What is expected:
Skip the images and return the records below exactly.

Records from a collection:
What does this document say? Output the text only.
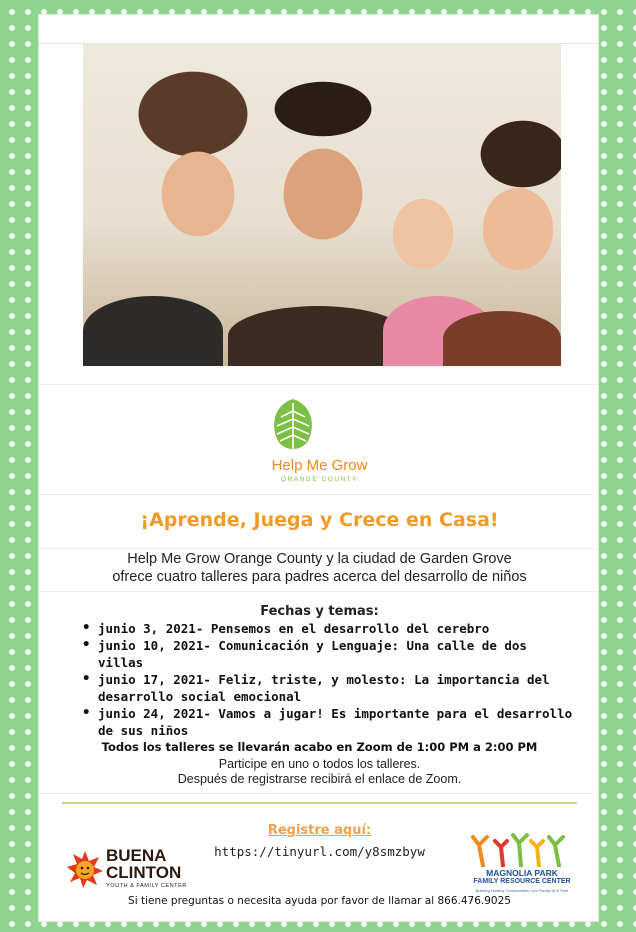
Help Me Grow
ORANGE COUNTY
¡Aprende, Juega y Crece en Casa!
Help Me Grow Orange County y la ciudad de Garden Grove
ofrece cuatro talleres para padres acerca del desarrollo de niños
Fechas y temas:
• junio 3, 2021- Pensemos en el desarrollo del cerebro
• junio 10, 2021- Comunicación y Lenguaje: Una calle de dos villas
• junio 17, 2021- Feliz, triste, y molesto: La importancia del desarrollo social emocional
• junio 24, 2021- Vamos a jugar! Es importante para el desarrollo de sus niños
Todos los talleres se llevarán acabo en Zoom de 1:00 PM a 2:00 PM
Participe en uno o todos los talleres.
Después de registrarse recibirá el enlace de Zoom.
Registre aquí:
https://tinyurl.com/y8smzbyw
BUENA
CLINTON
YOUTH & FAMILY CENTER
MAGNOLIA PARK
FAMILY RESOURCE CENTER
Building Healthy Communities One Family At A Time
Si tiene preguntas o necesita ayuda por favor de llamar al 866.476.9025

Complete output:
What does this document say? Output the text only.
Help Me Grow
ORANGE COUNTY
¡Aprende, Juega y Crece en Casa!
Help Me Grow Orange County y la ciudad de Garden Grove
ofrece cuatro talleres para padres acerca del desarrollo de niños
Fechas y temas:
• junio 3, 2021- Pensemos en el desarrollo del cerebro
• junio 10, 2021- Comunicación y Lenguaje: Una calle de dos villas
• junio 17, 2021- Feliz, triste, y molesto: La importancia del desarrollo social emocional
• junio 24, 2021- Vamos a jugar! Es importante para el desarrollo de sus niños
Todos los talleres se llevarán acabo en Zoom de 1:00 PM a 2:00 PM
Participe en uno o todos los talleres.
Después de registrarse recibirá el enlace de Zoom.
Registre aquí:
https://tinyurl.com/y8smzbyw
BUENA
CLINTON
YOUTH & FAMILY CENTER
MAGNOLIA PARK
FAMILY RESOURCE CENTER
Building Healthy Communities One Family At A Time
Si tiene preguntas o necesita ayuda por favor de llamar al 866.476.9025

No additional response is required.